Required work: Copy every line that holds "những".

Data shown:
★ ★ ★ ★

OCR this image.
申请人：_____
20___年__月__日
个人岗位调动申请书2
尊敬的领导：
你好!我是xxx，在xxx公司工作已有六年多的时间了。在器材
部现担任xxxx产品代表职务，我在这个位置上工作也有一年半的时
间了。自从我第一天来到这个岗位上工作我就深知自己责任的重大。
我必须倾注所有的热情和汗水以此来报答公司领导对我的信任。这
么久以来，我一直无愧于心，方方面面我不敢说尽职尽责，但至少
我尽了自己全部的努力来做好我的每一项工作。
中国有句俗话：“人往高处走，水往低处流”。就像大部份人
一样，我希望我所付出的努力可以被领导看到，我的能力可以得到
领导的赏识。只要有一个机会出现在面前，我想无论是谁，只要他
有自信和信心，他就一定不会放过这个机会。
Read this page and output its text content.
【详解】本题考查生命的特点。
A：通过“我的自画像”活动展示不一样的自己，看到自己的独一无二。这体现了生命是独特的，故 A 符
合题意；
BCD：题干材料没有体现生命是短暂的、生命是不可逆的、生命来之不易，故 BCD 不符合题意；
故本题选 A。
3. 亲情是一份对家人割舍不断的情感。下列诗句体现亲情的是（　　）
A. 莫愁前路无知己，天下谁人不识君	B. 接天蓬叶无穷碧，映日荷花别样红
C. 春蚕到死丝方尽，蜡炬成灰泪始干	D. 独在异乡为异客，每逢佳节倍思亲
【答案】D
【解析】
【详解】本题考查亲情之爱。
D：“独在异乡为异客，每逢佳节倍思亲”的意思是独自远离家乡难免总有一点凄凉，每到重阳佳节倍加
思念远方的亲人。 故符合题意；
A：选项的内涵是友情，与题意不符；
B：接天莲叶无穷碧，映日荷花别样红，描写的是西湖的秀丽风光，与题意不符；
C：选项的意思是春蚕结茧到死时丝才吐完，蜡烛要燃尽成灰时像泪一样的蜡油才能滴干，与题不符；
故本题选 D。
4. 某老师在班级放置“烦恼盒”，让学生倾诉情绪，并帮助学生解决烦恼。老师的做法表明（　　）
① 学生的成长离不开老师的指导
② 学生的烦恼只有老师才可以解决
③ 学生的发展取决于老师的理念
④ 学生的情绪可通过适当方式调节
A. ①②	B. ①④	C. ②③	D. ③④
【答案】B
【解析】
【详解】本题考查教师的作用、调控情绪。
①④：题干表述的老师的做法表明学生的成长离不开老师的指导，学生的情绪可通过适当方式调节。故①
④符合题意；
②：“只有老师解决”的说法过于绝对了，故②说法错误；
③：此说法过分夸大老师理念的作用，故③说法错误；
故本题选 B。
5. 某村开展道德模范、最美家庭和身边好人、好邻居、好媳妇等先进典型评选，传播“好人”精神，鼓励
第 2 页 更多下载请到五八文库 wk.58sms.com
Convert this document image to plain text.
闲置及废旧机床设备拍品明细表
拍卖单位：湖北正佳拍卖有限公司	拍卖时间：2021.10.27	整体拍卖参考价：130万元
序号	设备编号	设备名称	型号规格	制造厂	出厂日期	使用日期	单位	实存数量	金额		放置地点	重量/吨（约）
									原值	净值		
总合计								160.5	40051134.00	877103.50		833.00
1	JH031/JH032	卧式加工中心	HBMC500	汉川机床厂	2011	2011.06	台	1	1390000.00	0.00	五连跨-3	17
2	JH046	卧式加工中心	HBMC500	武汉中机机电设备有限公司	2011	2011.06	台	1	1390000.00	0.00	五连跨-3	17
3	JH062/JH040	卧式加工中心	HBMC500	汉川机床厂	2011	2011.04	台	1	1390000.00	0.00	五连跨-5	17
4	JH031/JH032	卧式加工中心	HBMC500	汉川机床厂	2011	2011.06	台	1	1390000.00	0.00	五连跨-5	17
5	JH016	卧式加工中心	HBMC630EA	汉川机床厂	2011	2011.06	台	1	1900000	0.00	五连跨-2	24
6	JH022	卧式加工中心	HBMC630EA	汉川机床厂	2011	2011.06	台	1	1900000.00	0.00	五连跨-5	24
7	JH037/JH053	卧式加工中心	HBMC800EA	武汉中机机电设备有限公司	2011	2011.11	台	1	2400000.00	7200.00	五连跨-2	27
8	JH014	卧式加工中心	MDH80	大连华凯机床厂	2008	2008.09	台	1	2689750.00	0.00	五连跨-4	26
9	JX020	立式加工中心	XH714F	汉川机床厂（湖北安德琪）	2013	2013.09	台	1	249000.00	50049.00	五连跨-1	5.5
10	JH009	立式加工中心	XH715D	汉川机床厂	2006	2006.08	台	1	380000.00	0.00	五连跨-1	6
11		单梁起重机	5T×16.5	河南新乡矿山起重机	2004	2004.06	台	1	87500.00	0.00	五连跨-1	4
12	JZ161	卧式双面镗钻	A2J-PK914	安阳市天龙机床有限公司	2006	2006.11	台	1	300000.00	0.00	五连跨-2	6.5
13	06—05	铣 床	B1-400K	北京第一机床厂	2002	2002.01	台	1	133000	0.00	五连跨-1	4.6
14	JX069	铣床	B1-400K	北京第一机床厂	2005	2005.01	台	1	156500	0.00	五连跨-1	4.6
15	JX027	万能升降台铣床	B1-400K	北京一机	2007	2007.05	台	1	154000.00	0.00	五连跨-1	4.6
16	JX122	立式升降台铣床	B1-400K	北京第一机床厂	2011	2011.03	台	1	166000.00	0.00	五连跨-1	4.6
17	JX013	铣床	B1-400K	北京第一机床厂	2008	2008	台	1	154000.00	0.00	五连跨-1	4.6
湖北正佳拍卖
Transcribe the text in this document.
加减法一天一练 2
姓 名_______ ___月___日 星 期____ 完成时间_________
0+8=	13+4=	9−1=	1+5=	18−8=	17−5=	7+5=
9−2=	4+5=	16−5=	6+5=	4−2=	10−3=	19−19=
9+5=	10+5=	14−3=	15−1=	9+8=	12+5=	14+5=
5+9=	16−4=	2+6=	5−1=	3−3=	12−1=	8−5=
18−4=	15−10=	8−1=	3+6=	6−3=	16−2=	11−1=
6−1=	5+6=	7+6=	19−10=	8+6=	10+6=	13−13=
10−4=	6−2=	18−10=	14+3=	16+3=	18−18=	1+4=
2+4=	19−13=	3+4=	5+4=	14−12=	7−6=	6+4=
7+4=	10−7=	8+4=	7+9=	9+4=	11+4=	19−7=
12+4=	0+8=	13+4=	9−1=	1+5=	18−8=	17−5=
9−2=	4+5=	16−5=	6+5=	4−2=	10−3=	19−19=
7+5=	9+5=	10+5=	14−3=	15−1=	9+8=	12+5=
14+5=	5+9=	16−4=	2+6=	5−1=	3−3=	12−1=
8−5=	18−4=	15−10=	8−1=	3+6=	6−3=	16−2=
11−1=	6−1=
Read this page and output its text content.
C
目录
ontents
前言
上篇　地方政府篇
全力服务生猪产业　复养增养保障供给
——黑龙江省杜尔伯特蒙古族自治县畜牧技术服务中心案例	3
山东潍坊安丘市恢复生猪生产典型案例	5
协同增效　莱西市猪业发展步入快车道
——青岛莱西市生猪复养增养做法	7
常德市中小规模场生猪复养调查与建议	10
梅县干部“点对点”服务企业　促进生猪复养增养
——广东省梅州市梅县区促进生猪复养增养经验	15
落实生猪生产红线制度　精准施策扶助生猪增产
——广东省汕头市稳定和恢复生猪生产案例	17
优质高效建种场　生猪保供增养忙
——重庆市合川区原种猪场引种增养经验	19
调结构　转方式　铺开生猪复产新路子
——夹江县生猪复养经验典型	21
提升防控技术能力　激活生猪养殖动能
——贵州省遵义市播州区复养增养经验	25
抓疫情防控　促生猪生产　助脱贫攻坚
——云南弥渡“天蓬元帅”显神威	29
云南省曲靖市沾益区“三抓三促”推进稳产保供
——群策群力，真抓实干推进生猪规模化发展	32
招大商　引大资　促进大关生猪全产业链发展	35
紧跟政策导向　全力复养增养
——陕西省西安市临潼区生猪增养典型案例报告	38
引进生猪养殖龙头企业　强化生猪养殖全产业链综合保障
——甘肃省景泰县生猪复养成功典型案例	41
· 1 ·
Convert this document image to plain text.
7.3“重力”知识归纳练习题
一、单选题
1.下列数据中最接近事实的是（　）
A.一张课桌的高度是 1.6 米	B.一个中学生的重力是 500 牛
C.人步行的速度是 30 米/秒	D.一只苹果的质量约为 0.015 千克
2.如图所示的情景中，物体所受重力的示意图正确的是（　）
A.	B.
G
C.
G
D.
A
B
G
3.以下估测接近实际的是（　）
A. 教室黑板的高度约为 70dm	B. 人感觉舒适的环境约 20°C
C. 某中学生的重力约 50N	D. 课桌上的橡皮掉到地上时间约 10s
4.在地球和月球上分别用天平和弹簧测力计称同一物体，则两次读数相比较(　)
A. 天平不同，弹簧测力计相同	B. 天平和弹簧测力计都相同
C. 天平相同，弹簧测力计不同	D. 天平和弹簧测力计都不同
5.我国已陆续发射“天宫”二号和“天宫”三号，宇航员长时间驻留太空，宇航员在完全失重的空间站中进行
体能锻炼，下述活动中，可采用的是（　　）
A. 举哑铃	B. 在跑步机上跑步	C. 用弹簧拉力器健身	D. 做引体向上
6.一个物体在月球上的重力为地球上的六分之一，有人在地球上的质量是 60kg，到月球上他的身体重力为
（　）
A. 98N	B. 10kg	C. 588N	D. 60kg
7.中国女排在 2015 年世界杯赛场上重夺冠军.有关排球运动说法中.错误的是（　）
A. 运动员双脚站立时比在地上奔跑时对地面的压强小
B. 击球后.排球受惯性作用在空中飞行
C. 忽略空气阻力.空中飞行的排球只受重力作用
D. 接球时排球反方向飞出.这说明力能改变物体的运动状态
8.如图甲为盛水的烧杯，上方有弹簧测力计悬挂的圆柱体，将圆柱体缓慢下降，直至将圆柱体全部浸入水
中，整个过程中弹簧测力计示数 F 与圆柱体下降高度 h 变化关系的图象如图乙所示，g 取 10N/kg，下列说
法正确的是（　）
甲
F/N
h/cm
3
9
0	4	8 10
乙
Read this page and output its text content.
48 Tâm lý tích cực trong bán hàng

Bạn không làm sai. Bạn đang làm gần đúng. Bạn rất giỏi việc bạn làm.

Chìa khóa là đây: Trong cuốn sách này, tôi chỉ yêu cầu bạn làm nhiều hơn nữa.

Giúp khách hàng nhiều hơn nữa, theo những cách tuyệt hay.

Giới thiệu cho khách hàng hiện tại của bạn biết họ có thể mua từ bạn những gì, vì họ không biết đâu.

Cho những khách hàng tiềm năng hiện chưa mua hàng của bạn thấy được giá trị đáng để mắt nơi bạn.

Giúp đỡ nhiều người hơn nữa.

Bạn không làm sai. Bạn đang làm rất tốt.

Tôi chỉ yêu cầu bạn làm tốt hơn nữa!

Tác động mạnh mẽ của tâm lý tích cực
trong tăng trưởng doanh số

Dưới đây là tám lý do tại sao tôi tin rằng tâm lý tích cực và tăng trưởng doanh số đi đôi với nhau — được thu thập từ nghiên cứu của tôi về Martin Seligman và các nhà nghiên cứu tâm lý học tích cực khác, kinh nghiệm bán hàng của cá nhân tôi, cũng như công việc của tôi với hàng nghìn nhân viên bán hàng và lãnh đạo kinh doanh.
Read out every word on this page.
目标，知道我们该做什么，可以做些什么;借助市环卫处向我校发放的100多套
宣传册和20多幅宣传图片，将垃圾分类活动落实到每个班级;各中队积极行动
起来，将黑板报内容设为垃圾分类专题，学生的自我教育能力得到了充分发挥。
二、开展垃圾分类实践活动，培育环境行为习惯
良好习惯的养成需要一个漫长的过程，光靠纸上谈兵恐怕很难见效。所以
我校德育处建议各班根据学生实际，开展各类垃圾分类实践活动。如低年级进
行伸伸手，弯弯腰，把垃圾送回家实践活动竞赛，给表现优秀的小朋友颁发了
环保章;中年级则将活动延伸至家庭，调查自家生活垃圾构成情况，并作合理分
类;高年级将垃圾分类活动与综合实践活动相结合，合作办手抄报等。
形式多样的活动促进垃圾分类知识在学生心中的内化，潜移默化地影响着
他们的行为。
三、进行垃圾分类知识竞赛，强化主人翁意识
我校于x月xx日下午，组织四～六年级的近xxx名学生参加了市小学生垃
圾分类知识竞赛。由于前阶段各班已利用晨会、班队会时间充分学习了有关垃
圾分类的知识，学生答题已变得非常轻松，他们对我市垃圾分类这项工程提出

★ ★ ★ ★

Answer:
Giúp khách hàng nhiều hơn nữa, theo những cách tuyệt hay.
Giới thiệu cho khách hàng hiện tại của bạn biết họ có thể mua từ bạn những gì, vì họ không biết đâu.
Cho những khách hàng tiềm năng hiện chưa mua hàng của bạn thấy được giá trị đáng để mắt nơi bạn.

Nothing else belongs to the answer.